Stored records.

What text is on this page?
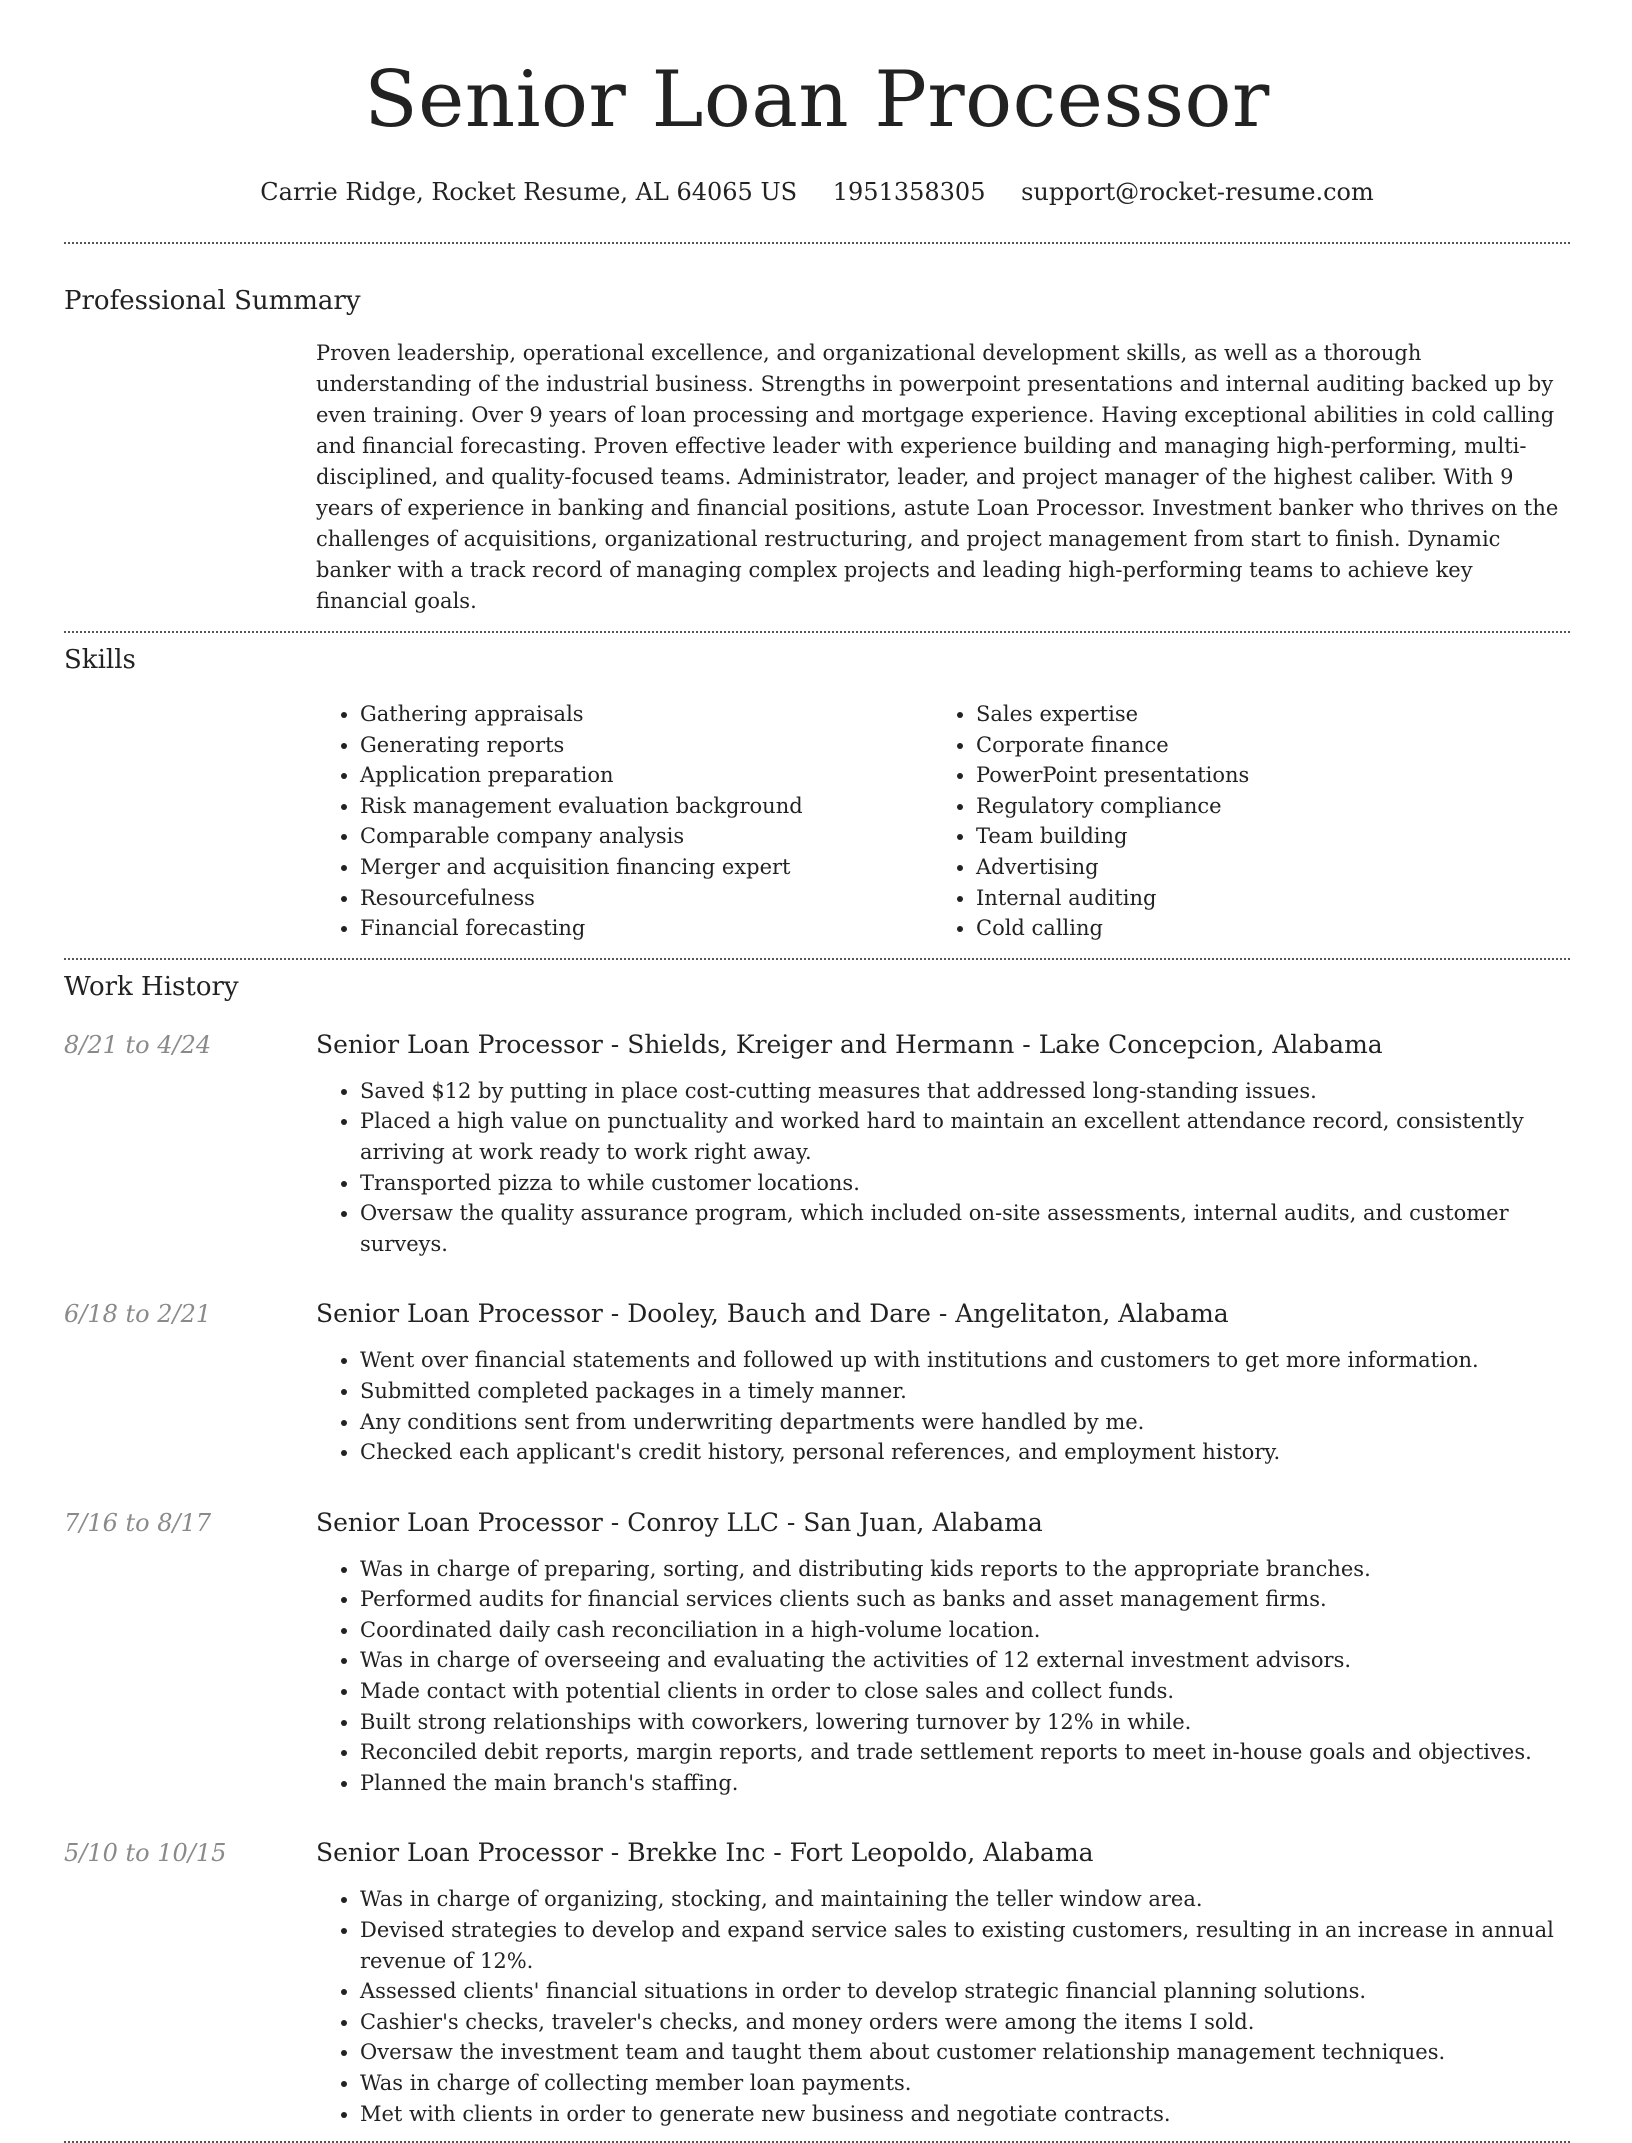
Senior Loan Processor
Carrie Ridge, Rocket Resume, AL 64065 US 1951358305 support@rocket-resume.com
Professional Summary

Proven leadership, operational excellence, and organizational development skills, as well as a thorough understanding of the industrial business. Strengths in powerpoint presentations and internal auditing backed up by even training. Over 9 years of loan processing and mortgage experience. Having exceptional abilities in cold calling and financial forecasting. Proven effective leader with experience building and managing high-performing, multi-disciplined, and quality-focused teams. Administrator, leader, and project manager of the highest caliber. With 9 years of experience in banking and financial positions, astute Loan Processor. Investment banker who thrives on the challenges of acquisitions, organizational restructuring, and project management from start to finish. Dynamic banker with a track record of managing complex projects and leading high-performing teams to achieve key financial goals.

Skills
• Gathering appraisals
• Generating reports
• Application preparation
• Risk management evaluation background
• Comparable company analysis
• Merger and acquisition financing expert
• Resourcefulness
• Financial forecasting
• Sales expertise
• Corporate finance
• PowerPoint presentations
• Regulatory compliance
• Team building
• Advertising
• Internal auditing
• Cold calling
Work History
8/21 to 4/24	Senior Loan Processor - Shields, Kreiger and Hermann - Lake Concepcion, Alabama
• Saved $12 by putting in place cost-cutting measures that addressed long-standing issues.
• Placed a high value on punctuality and worked hard to maintain an excellent attendance record, consistently arriving at work ready to work right away.
• Transported pizza to while customer locations.
• Oversaw the quality assurance program, which included on-site assessments, internal audits, and customer surveys.
6/18 to 2/21	Senior Loan Processor - Dooley, Bauch and Dare - Angelitaton, Alabama
• Went over financial statements and followed up with institutions and customers to get more information.
• Submitted completed packages in a timely manner.
• Any conditions sent from underwriting departments were handled by me.
• Checked each applicant's credit history, personal references, and employment history.
7/16 to 8/17	Senior Loan Processor - Conroy LLC - San Juan, Alabama
• Was in charge of preparing, sorting, and distributing kids reports to the appropriate branches.
• Performed audits for financial services clients such as banks and asset management firms.
• Coordinated daily cash reconciliation in a high-volume location.
• Was in charge of overseeing and evaluating the activities of 12 external investment advisors.
• Made contact with potential clients in order to close sales and collect funds.
• Built strong relationships with coworkers, lowering turnover by 12% in while.
• Reconciled debit reports, margin reports, and trade settlement reports to meet in-house goals and objectives.
• Planned the main branch's staffing.
5/10 to 10/15	Senior Loan Processor - Brekke Inc - Fort Leopoldo, Alabama
• Was in charge of organizing, stocking, and maintaining the teller window area.
• Devised strategies to develop and expand service sales to existing customers, resulting in an increase in annual revenue of 12%.
• Assessed clients' financial situations in order to develop strategic financial planning solutions.
• Cashier's checks, traveler's checks, and money orders were among the items I sold.
• Oversaw the investment team and taught them about customer relationship management techniques.
• Was in charge of collecting member loan payments.
• Met with clients in order to generate new business and negotiate contracts.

Written instruction.
Print the records above exactly as they stand, but leave out the pictures.

Exercise response.
What text is on this page?
Senior Loan Processor
Carrie Ridge, Rocket Resume, AL 64065 US 1951358305 support@rocket-resume.com
Professional Summary

Proven leadership, operational excellence, and organizational development skills, as well as a thorough understanding of the industrial business. Strengths in powerpoint presentations and internal auditing backed up by even training. Over 9 years of loan processing and mortgage experience. Having exceptional abilities in cold calling and financial forecasting. Proven effective leader with experience building and managing high-performing, multi-disciplined, and quality-focused teams. Administrator, leader, and project manager of the highest caliber. With 9 years of experience in banking and financial positions, astute Loan Processor. Investment banker who thrives on the challenges of acquisitions, organizational restructuring, and project management from start to finish. Dynamic banker with a track record of managing complex projects and leading high-performing teams to achieve key financial goals.

Skills
• Gathering appraisals
• Generating reports
• Application preparation
• Risk management evaluation background
• Comparable company analysis
• Merger and acquisition financing expert
• Resourcefulness
• Financial forecasting
• Sales expertise
• Corporate finance
• PowerPoint presentations
• Regulatory compliance
• Team building
• Advertising
• Internal auditing
• Cold calling
Work History
8/21 to 4/24	Senior Loan Processor - Shields, Kreiger and Hermann - Lake Concepcion, Alabama
• Saved $12 by putting in place cost-cutting measures that addressed long-standing issues.
• Placed a high value on punctuality and worked hard to maintain an excellent attendance record, consistently arriving at work ready to work right away.
• Transported pizza to while customer locations.
• Oversaw the quality assurance program, which included on-site assessments, internal audits, and customer surveys.
6/18 to 2/21	Senior Loan Processor - Dooley, Bauch and Dare - Angelitaton, Alabama
• Went over financial statements and followed up with institutions and customers to get more information.
• Submitted completed packages in a timely manner.
• Any conditions sent from underwriting departments were handled by me.
• Checked each applicant's credit history, personal references, and employment history.
7/16 to 8/17	Senior Loan Processor - Conroy LLC - San Juan, Alabama
• Was in charge of preparing, sorting, and distributing kids reports to the appropriate branches.
• Performed audits for financial services clients such as banks and asset management firms.
• Coordinated daily cash reconciliation in a high-volume location.
• Was in charge of overseeing and evaluating the activities of 12 external investment advisors.
• Made contact with potential clients in order to close sales and collect funds.
• Built strong relationships with coworkers, lowering turnover by 12% in while.
• Reconciled debit reports, margin reports, and trade settlement reports to meet in-house goals and objectives.
• Planned the main branch's staffing.
5/10 to 10/15	Senior Loan Processor - Brekke Inc - Fort Leopoldo, Alabama
• Was in charge of organizing, stocking, and maintaining the teller window area.
• Devised strategies to develop and expand service sales to existing customers, resulting in an increase in annual revenue of 12%.
• Assessed clients' financial situations in order to develop strategic financial planning solutions.
• Cashier's checks, traveler's checks, and money orders were among the items I sold.
• Oversaw the investment team and taught them about customer relationship management techniques.
• Was in charge of collecting member loan payments.
• Met with clients in order to generate new business and negotiate contracts.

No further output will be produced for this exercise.